To be done: Output every record word for word.

Collection entries:
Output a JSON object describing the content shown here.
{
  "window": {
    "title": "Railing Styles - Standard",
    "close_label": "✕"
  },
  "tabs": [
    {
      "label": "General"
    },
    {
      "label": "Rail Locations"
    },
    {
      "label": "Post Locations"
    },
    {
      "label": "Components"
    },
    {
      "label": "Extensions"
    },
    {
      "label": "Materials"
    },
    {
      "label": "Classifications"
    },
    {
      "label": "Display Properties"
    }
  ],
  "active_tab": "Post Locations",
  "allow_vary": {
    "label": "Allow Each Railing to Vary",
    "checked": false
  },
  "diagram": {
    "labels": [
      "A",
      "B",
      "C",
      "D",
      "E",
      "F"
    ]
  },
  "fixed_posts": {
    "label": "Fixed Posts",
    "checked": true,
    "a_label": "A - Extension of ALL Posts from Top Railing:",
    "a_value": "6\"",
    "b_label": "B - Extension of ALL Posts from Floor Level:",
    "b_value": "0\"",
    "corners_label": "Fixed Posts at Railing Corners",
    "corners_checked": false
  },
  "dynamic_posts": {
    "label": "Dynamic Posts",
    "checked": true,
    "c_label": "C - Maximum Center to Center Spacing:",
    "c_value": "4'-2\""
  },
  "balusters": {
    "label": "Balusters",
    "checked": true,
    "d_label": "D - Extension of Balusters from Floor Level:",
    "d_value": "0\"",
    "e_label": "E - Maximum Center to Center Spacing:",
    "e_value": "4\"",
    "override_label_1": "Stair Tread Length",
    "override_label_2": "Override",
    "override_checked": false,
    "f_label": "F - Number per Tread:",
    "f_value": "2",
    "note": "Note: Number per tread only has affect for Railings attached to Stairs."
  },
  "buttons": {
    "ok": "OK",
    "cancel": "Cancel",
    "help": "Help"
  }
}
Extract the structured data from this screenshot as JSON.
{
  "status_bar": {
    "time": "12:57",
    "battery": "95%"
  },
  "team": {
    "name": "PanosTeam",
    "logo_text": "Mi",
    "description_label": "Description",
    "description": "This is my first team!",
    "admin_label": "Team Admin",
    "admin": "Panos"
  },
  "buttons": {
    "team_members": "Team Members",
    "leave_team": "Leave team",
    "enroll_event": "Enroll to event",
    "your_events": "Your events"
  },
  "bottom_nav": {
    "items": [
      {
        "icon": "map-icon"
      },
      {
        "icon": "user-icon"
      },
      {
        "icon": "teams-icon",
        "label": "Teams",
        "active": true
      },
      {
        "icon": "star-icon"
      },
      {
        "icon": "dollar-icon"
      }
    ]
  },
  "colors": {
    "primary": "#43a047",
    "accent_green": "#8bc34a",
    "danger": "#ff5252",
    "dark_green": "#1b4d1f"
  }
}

Output for this exercise:
Output a JSON object describing the content shown here.
{
  "window": {
    "title": "Railing Styles - Standard",
    "close_label": "✕"
  },
  "tabs": [
    {
      "label": "General"
    },
    {
      "label": "Rail Locations"
    },
    {
      "label": "Post Locations"
    },
    {
      "label": "Components"
    },
    {
      "label": "Extensions"
    },
    {
      "label": "Materials"
    },
    {
      "label": "Classifications"
    },
    {
      "label": "Display Properties"
    }
  ],
  "active_tab": "Post Locations",
  "allow_vary": {
    "label": "Allow Each Railing to Vary",
    "checked": false
  },
  "diagram": {
    "labels": [
      "A",
      "B",
      "C",
      "D",
      "E",
      "F"
    ]
  },
  "fixed_posts": {
    "label": "Fixed Posts",
    "checked": true,
    "a_label": "A - Extension of ALL Posts from Top Railing:",
    "a_value": "6\"",
    "b_label": "B - Extension of ALL Posts from Floor Level:",
    "b_value": "0\"",
    "corners_label": "Fixed Posts at Railing Corners",
    "corners_checked": false
  },
  "dynamic_posts": {
    "label": "Dynamic Posts",
    "checked": true,
    "c_label": "C - Maximum Center to Center Spacing:",
    "c_value": "4'-2\""
  },
  "balusters": {
    "label": "Balusters",
    "checked": true,
    "d_label": "D - Extension of Balusters from Floor Level:",
    "d_value": "0\"",
    "e_label": "E - Maximum Center to Center Spacing:",
    "e_value": "4\"",
    "override_label_1": "Stair Tread Length",
    "override_label_2": "Override",
    "override_checked": false,
    "f_label": "F - Number per Tread:",
    "f_value": "2",
    "note": "Note: Number per tread only has affect for Railings attached to Stairs."
  },
  "buttons": {
    "ok": "OK",
    "cancel": "Cancel",
    "help": "Help"
  }
}
Extract the structured data from this screenshot as JSON.
{
  "status_bar": {
    "time": "12:57",
    "battery": "95%"
  },
  "team": {
    "name": "PanosTeam",
    "logo_text": "Mi",
    "description_label": "Description",
    "description": "This is my first team!",
    "admin_label": "Team Admin",
    "admin": "Panos"
  },
  "buttons": {
    "team_members": "Team Members",
    "leave_team": "Leave team",
    "enroll_event": "Enroll to event",
    "your_events": "Your events"
  },
  "bottom_nav": {
    "items": [
      {
        "icon": "map-icon"
      },
      {
        "icon": "user-icon"
      },
      {
        "icon": "teams-icon",
        "label": "Teams",
        "active": true
      },
      {
        "icon": "star-icon"
      },
      {
        "icon": "dollar-icon"
      }
    ]
  },
  "colors": {
    "primary": "#43a047",
    "accent_green": "#8bc34a",
    "danger": "#ff5252",
    "dark_green": "#1b4d1f"
  }
}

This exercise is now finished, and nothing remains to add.